> **GIVEN TASK**:
Read the lines that follow and pick out every one containing the word "dying".

* * * * * * *

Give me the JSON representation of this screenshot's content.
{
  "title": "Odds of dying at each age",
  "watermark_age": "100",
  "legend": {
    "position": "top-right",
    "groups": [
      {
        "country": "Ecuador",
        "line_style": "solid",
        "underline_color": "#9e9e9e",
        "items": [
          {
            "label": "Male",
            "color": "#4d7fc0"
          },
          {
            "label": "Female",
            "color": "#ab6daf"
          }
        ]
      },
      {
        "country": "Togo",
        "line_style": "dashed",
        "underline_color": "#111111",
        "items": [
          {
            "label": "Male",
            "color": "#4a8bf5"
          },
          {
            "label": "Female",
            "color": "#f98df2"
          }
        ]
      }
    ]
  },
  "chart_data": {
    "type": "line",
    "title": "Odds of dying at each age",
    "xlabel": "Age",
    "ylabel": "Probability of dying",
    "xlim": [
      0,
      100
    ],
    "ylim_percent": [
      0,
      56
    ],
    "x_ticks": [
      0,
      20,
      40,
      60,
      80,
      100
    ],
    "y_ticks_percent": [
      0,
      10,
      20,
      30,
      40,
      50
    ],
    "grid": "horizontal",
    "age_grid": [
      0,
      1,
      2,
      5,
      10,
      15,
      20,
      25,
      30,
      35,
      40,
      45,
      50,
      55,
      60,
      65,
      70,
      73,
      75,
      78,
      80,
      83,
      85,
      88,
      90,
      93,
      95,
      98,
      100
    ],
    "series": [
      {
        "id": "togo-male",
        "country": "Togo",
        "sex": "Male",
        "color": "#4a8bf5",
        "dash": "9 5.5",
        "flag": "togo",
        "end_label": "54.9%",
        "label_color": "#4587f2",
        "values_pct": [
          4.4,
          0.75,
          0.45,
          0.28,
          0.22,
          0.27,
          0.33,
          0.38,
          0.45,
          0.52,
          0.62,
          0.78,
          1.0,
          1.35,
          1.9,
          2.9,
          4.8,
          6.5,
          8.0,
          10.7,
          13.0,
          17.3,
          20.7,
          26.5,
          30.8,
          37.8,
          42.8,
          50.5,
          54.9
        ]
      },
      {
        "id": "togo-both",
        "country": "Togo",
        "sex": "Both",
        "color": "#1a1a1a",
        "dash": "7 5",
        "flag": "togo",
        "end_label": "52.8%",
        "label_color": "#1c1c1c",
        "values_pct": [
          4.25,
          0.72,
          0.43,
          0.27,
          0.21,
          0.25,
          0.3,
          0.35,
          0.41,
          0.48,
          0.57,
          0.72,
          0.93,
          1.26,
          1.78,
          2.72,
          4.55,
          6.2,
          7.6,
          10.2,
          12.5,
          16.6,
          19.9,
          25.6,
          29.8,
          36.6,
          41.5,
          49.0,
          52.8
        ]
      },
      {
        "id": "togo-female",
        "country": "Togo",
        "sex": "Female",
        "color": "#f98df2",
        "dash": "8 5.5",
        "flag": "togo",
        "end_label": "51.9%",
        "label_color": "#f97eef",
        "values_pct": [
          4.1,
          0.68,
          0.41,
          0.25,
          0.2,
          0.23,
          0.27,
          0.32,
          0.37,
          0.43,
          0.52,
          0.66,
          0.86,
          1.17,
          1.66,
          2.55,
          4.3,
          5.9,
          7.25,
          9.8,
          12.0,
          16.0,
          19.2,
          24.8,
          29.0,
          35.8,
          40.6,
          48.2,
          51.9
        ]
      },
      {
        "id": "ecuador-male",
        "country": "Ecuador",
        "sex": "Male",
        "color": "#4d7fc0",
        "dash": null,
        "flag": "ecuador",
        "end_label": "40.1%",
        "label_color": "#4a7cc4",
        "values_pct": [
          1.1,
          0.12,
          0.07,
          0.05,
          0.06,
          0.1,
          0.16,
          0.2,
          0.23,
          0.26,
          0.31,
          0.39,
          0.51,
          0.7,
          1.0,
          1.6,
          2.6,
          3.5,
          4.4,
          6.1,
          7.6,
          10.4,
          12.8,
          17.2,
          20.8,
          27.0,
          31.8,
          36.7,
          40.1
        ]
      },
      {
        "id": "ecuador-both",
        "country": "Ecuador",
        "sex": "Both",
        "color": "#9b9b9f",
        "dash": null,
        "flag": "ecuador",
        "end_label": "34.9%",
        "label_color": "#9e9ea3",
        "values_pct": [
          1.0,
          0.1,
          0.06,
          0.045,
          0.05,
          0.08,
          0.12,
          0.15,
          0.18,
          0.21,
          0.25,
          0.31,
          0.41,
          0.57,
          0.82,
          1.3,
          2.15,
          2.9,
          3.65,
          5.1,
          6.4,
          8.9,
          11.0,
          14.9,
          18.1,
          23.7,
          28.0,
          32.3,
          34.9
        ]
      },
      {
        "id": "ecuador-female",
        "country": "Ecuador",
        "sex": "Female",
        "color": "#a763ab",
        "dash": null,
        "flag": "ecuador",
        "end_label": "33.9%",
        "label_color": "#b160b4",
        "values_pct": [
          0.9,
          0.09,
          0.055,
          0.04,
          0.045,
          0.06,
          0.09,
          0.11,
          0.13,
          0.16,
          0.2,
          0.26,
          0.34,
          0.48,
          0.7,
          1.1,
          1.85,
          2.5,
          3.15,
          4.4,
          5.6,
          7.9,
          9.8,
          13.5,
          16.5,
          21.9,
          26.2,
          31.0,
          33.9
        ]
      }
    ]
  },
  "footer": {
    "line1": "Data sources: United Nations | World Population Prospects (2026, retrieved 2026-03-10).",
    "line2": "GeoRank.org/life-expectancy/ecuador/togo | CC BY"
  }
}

* * * * * * *

> **RESPONSE TO THIS EXERCISE**:
  "title": "Odds of dying at each age",
    "title": "Odds of dying at each age",
    "ylabel": "Probability of dying",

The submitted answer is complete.